- Given instruction -
Wherever a line holds the word "name", copy that line out.
---+---
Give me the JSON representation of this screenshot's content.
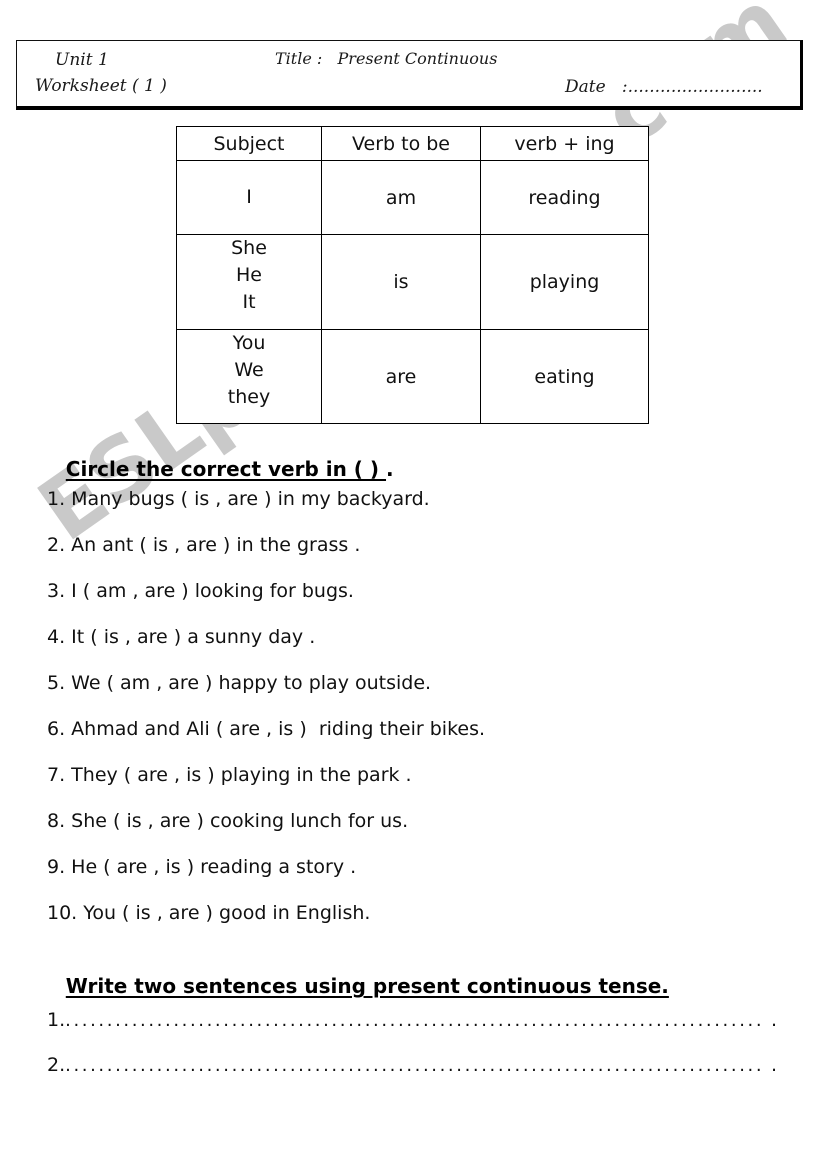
{
  "header": {
    "unit": "Unit 1",
    "worksheet": "Worksheet ( 1 )",
    "title": "Title :   Present Continuous",
    "date": "Date   :........................."
  },
  "watermark": {
    "text": "ESLprintables.com",
    "color": "#c9c9c9"
  },
  "conjugation_table": {
    "columns": [
      "Subject",
      "Verb to be",
      "verb + ing"
    ],
    "rows": [
      {
        "subjects": [
          "I"
        ],
        "verb_to_be": "am",
        "verb_ing": "reading"
      },
      {
        "subjects": [
          "She",
          "He",
          "It"
        ],
        "verb_to_be": "is",
        "verb_ing": "playing"
      },
      {
        "subjects": [
          "You",
          "We",
          "they"
        ],
        "verb_to_be": "are",
        "verb_ing": "eating"
      }
    ]
  },
  "exercise_1": {
    "heading_underlined": "Circle the correct verb in ( ) ",
    "heading_tail": ".",
    "questions": [
      "1. Many bugs ( is , are ) in my backyard.",
      "2. An ant ( is , are ) in the grass .",
      "3. I ( am , are ) looking for bugs.",
      "4. It ( is , are ) a sunny day .",
      "5. We ( am , are ) happy to play outside.",
      "6. Ahmad and Ali ( are , is )  riding their bikes.",
      "7. They ( are , is ) playing in the park .",
      "8. She ( is , are ) cooking lunch for us.",
      "9. He ( are , is ) reading a story .",
      "10. You ( is , are ) good in English."
    ]
  },
  "exercise_2": {
    "heading": "Write two sentences using present continuous tense.",
    "answer_lines": [
      {
        "number": "1.",
        "dots": "...........................................................................................................",
        "end": "."
      },
      {
        "number": "2.",
        "dots": "............................................................................................................",
        "end": "."
      }
    ]
  }
}
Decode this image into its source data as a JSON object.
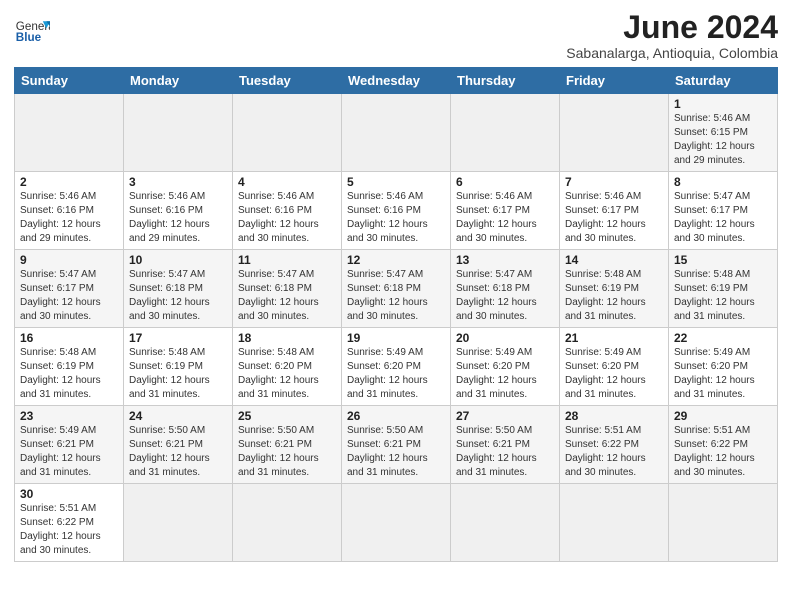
{
  "logo": {
    "text_normal": "General",
    "text_bold": "Blue"
  },
  "title": "June 2024",
  "subtitle": "Sabanalarga, Antioquia, Colombia",
  "days_of_week": [
    "Sunday",
    "Monday",
    "Tuesday",
    "Wednesday",
    "Thursday",
    "Friday",
    "Saturday"
  ],
  "weeks": [
    [
      {
        "day": "",
        "info": ""
      },
      {
        "day": "",
        "info": ""
      },
      {
        "day": "",
        "info": ""
      },
      {
        "day": "",
        "info": ""
      },
      {
        "day": "",
        "info": ""
      },
      {
        "day": "",
        "info": ""
      },
      {
        "day": "1",
        "info": "Sunrise: 5:46 AM\nSunset: 6:15 PM\nDaylight: 12 hours and 29 minutes."
      }
    ],
    [
      {
        "day": "2",
        "info": "Sunrise: 5:46 AM\nSunset: 6:16 PM\nDaylight: 12 hours and 29 minutes."
      },
      {
        "day": "3",
        "info": "Sunrise: 5:46 AM\nSunset: 6:16 PM\nDaylight: 12 hours and 29 minutes."
      },
      {
        "day": "4",
        "info": "Sunrise: 5:46 AM\nSunset: 6:16 PM\nDaylight: 12 hours and 30 minutes."
      },
      {
        "day": "5",
        "info": "Sunrise: 5:46 AM\nSunset: 6:16 PM\nDaylight: 12 hours and 30 minutes."
      },
      {
        "day": "6",
        "info": "Sunrise: 5:46 AM\nSunset: 6:17 PM\nDaylight: 12 hours and 30 minutes."
      },
      {
        "day": "7",
        "info": "Sunrise: 5:46 AM\nSunset: 6:17 PM\nDaylight: 12 hours and 30 minutes."
      },
      {
        "day": "8",
        "info": "Sunrise: 5:47 AM\nSunset: 6:17 PM\nDaylight: 12 hours and 30 minutes."
      }
    ],
    [
      {
        "day": "9",
        "info": "Sunrise: 5:47 AM\nSunset: 6:17 PM\nDaylight: 12 hours and 30 minutes."
      },
      {
        "day": "10",
        "info": "Sunrise: 5:47 AM\nSunset: 6:18 PM\nDaylight: 12 hours and 30 minutes."
      },
      {
        "day": "11",
        "info": "Sunrise: 5:47 AM\nSunset: 6:18 PM\nDaylight: 12 hours and 30 minutes."
      },
      {
        "day": "12",
        "info": "Sunrise: 5:47 AM\nSunset: 6:18 PM\nDaylight: 12 hours and 30 minutes."
      },
      {
        "day": "13",
        "info": "Sunrise: 5:47 AM\nSunset: 6:18 PM\nDaylight: 12 hours and 30 minutes."
      },
      {
        "day": "14",
        "info": "Sunrise: 5:48 AM\nSunset: 6:19 PM\nDaylight: 12 hours and 31 minutes."
      },
      {
        "day": "15",
        "info": "Sunrise: 5:48 AM\nSunset: 6:19 PM\nDaylight: 12 hours and 31 minutes."
      }
    ],
    [
      {
        "day": "16",
        "info": "Sunrise: 5:48 AM\nSunset: 6:19 PM\nDaylight: 12 hours and 31 minutes."
      },
      {
        "day": "17",
        "info": "Sunrise: 5:48 AM\nSunset: 6:19 PM\nDaylight: 12 hours and 31 minutes."
      },
      {
        "day": "18",
        "info": "Sunrise: 5:48 AM\nSunset: 6:20 PM\nDaylight: 12 hours and 31 minutes."
      },
      {
        "day": "19",
        "info": "Sunrise: 5:49 AM\nSunset: 6:20 PM\nDaylight: 12 hours and 31 minutes."
      },
      {
        "day": "20",
        "info": "Sunrise: 5:49 AM\nSunset: 6:20 PM\nDaylight: 12 hours and 31 minutes."
      },
      {
        "day": "21",
        "info": "Sunrise: 5:49 AM\nSunset: 6:20 PM\nDaylight: 12 hours and 31 minutes."
      },
      {
        "day": "22",
        "info": "Sunrise: 5:49 AM\nSunset: 6:20 PM\nDaylight: 12 hours and 31 minutes."
      }
    ],
    [
      {
        "day": "23",
        "info": "Sunrise: 5:49 AM\nSunset: 6:21 PM\nDaylight: 12 hours and 31 minutes."
      },
      {
        "day": "24",
        "info": "Sunrise: 5:50 AM\nSunset: 6:21 PM\nDaylight: 12 hours and 31 minutes."
      },
      {
        "day": "25",
        "info": "Sunrise: 5:50 AM\nSunset: 6:21 PM\nDaylight: 12 hours and 31 minutes."
      },
      {
        "day": "26",
        "info": "Sunrise: 5:50 AM\nSunset: 6:21 PM\nDaylight: 12 hours and 31 minutes."
      },
      {
        "day": "27",
        "info": "Sunrise: 5:50 AM\nSunset: 6:21 PM\nDaylight: 12 hours and 31 minutes."
      },
      {
        "day": "28",
        "info": "Sunrise: 5:51 AM\nSunset: 6:22 PM\nDaylight: 12 hours and 30 minutes."
      },
      {
        "day": "29",
        "info": "Sunrise: 5:51 AM\nSunset: 6:22 PM\nDaylight: 12 hours and 30 minutes."
      }
    ],
    [
      {
        "day": "30",
        "info": "Sunrise: 5:51 AM\nSunset: 6:22 PM\nDaylight: 12 hours and 30 minutes."
      },
      {
        "day": "",
        "info": ""
      },
      {
        "day": "",
        "info": ""
      },
      {
        "day": "",
        "info": ""
      },
      {
        "day": "",
        "info": ""
      },
      {
        "day": "",
        "info": ""
      },
      {
        "day": "",
        "info": ""
      }
    ]
  ]
}
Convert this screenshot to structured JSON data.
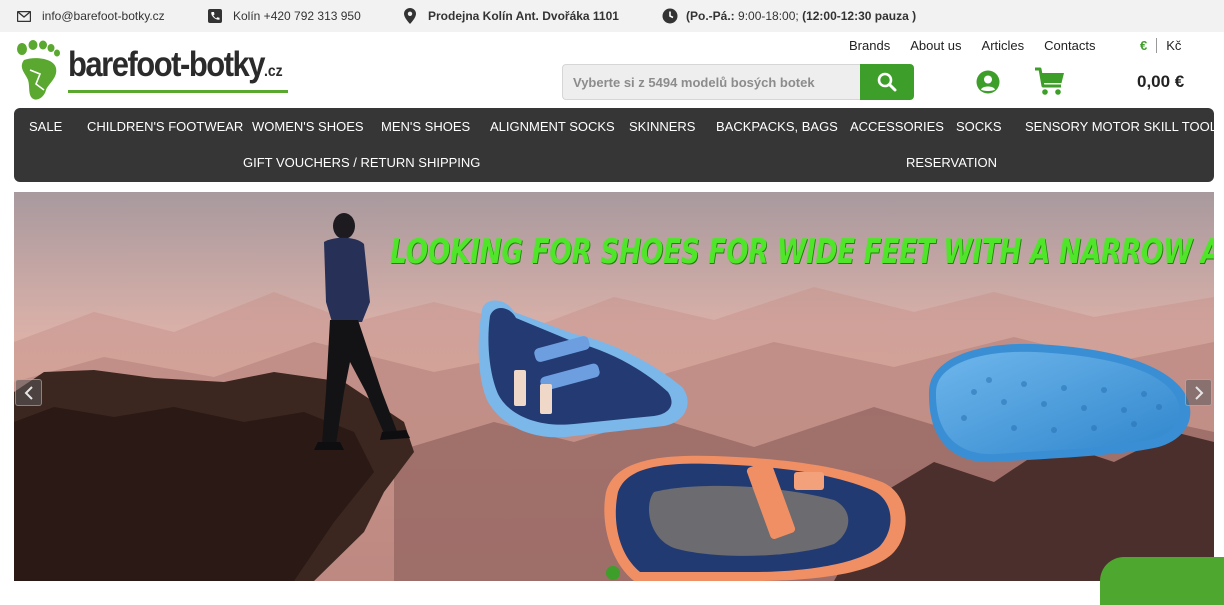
{
  "topbar": {
    "email": "info@barefoot-botky.cz",
    "phone": "Kolín +420 792 313 950",
    "store": "Prodejna Kolín Ant. Dvořáka 1101",
    "hours_prefix": "(Po.-Pá.:",
    "hours_main": "9:00-18:00;",
    "hours_break": "(12:00-12:30 pauza )"
  },
  "logo": {
    "name": "barefoot-botky",
    "tld": ".cz"
  },
  "header_links": [
    "Brands",
    "About us",
    "Articles",
    "Contacts"
  ],
  "currency": {
    "active": "€",
    "other": "Kč"
  },
  "search": {
    "placeholder": "Vyberte si z 5494 modelů bosých botek"
  },
  "cart": {
    "total": "0,00 €"
  },
  "nav": {
    "row1": [
      "SALE",
      "CHILDREN'S FOOTWEAR",
      "WOMEN'S SHOES",
      "MEN'S SHOES",
      "ALIGNMENT SOCKS",
      "SKINNERS",
      "BACKPACKS, BAGS",
      "ACCESSORIES",
      "SOCKS",
      "SENSORY MOTOR SKILL TOOLS"
    ],
    "row2": [
      "GIFT VOUCHERS / RETURN SHIPPING",
      "RESERVATION"
    ]
  },
  "hero": {
    "headline": "LOOKING FOR SHOES FOR WIDE FEET WITH A NARROW ANKLE?"
  },
  "colors": {
    "brand_green": "#3e9e2a",
    "nav_bg": "#363636",
    "headline_green": "#4fe62a"
  },
  "icons": [
    "envelope-icon",
    "phone-icon",
    "map-pin-icon",
    "clock-icon",
    "search-icon",
    "user-icon",
    "cart-icon",
    "chevron-left-icon",
    "chevron-right-icon"
  ]
}
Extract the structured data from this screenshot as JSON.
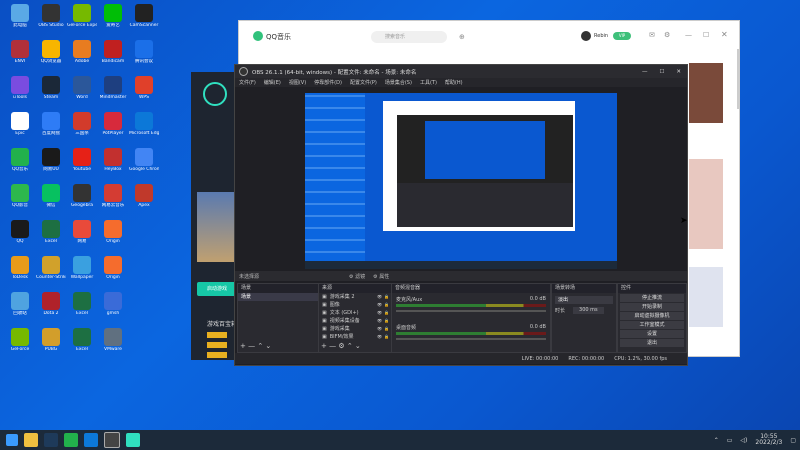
{
  "desktop": {
    "icons": [
      {
        "label": "此电脑",
        "color": "#5aa9e6"
      },
      {
        "label": "OBS Studio",
        "color": "#333"
      },
      {
        "label": "GeForce Experience",
        "color": "#76b900"
      },
      {
        "label": "爱奇艺",
        "color": "#00be06"
      },
      {
        "label": "CamScanner",
        "color": "#222"
      },
      {
        "label": "ENVI",
        "color": "#b0303a"
      },
      {
        "label": "QQ浏览器",
        "color": "#f7b500"
      },
      {
        "label": "Adobe",
        "color": "#e87c20"
      },
      {
        "label": "Bandicam",
        "color": "#c02020"
      },
      {
        "label": "腾讯会议",
        "color": "#1b6fe8"
      },
      {
        "label": "uTools",
        "color": "#7a4ce0"
      },
      {
        "label": "Steam",
        "color": "#1b2838"
      },
      {
        "label": "Word",
        "color": "#2b579a"
      },
      {
        "label": "Mindmaster",
        "color": "#1e3f80"
      },
      {
        "label": "WPS",
        "color": "#e0402a"
      },
      {
        "label": "Epic",
        "color": "#fff"
      },
      {
        "label": "百度网盘",
        "color": "#2e7cf6"
      },
      {
        "label": "三国杀",
        "color": "#d23b2b"
      },
      {
        "label": "PotPlayer",
        "color": "#d72a3c"
      },
      {
        "label": "Microsoft Edge",
        "color": "#0c78d8"
      },
      {
        "label": "QQ音乐",
        "color": "#22b14c"
      },
      {
        "label": "网易UU",
        "color": "#1a1a1a"
      },
      {
        "label": "Youtube",
        "color": "#e62117"
      },
      {
        "label": "HeyBox",
        "color": "#c2302f"
      },
      {
        "label": "Google Chrome",
        "color": "#4285f4"
      },
      {
        "label": "QQ影音",
        "color": "#2db84d"
      },
      {
        "label": "微信",
        "color": "#07c160"
      },
      {
        "label": "Geogebra",
        "color": "#333"
      },
      {
        "label": "网易云音乐",
        "color": "#d43c33"
      },
      {
        "label": "Apex",
        "color": "#c0392b"
      },
      {
        "label": "QQ",
        "color": "#1a1a1a"
      },
      {
        "label": "Excel",
        "color": "#1d6f42"
      },
      {
        "label": "网易",
        "color": "#e94a3a"
      },
      {
        "label": "Origin",
        "color": "#f56c2d"
      },
      {
        "label": "ToDesk",
        "color": "#e89b1a"
      },
      {
        "label": "Counter-Strike",
        "color": "#d1a12b"
      },
      {
        "label": "Wallpaper",
        "color": "#3aa0e0"
      },
      {
        "label": "Origin",
        "color": "#f56c2d"
      },
      {
        "label": "回收站",
        "color": "#4fa3e0"
      },
      {
        "label": "Dota 2",
        "color": "#b0222a"
      },
      {
        "label": "Excel",
        "color": "#1d6f42"
      },
      {
        "label": "gmsh",
        "color": "#3a6bd8"
      },
      {
        "label": "GeForce",
        "color": "#76b900"
      },
      {
        "label": "PUBG",
        "color": "#d29e2b"
      },
      {
        "label": "Excel",
        "color": "#1d6f42"
      },
      {
        "label": "VMware",
        "color": "#607080"
      }
    ]
  },
  "qqmusic": {
    "brand": "QQ音乐",
    "search_placeholder": "搜索音乐",
    "user": "Rebin",
    "vip": "VIP"
  },
  "game": {
    "button": "启动游戏",
    "heading": "游戏百宝箱",
    "links": [
      "#",
      "#",
      "#"
    ]
  },
  "obs": {
    "title": "OBS 26.1.1 (64-bit, windows) - 配置文件: 未命名 - 场景: 未命名",
    "menu": [
      "文件(F)",
      "编辑(E)",
      "视图(V)",
      "停靠部件(D)",
      "配置文件(P)",
      "场景集合(S)",
      "工具(T)",
      "帮助(H)"
    ],
    "tabs": {
      "filter": "滤镜",
      "properties": "属性"
    },
    "no_source": "未选择源",
    "docks": {
      "scenes": "场景",
      "sources": "来源",
      "mixer": "音频混音器",
      "transitions": "场景转场",
      "controls": "控件"
    },
    "scene_items": [
      "场景"
    ],
    "source_items": [
      "游戏采集 2",
      "图像",
      "文本 (GDI+)",
      "视频采集设备",
      "游戏采集",
      "BIFM/效果"
    ],
    "mixer": [
      {
        "name": "桌面音频",
        "db": "0.0 dB"
      },
      {
        "name": "麦克风/Aux",
        "db": "0.0 dB"
      }
    ],
    "transition": {
      "type": "淡出",
      "duration_label": "时长",
      "duration": "300 ms"
    },
    "controls": [
      "停止推流",
      "开始录制",
      "启动虚拟摄像机",
      "工作室模式",
      "设置",
      "退出"
    ],
    "status": {
      "live": "LIVE: 00:00:00",
      "rec": "REC: 00:00:00",
      "cpu": "CPU: 1.2%, 30.00 fps"
    }
  },
  "taskbar": {
    "time": "10:55",
    "date": "2022/2/3"
  }
}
---+---
- Written solution -
    "name": "barefoot-botky",
        "name": "桌面音频",
        "name": "麦克风/Aux",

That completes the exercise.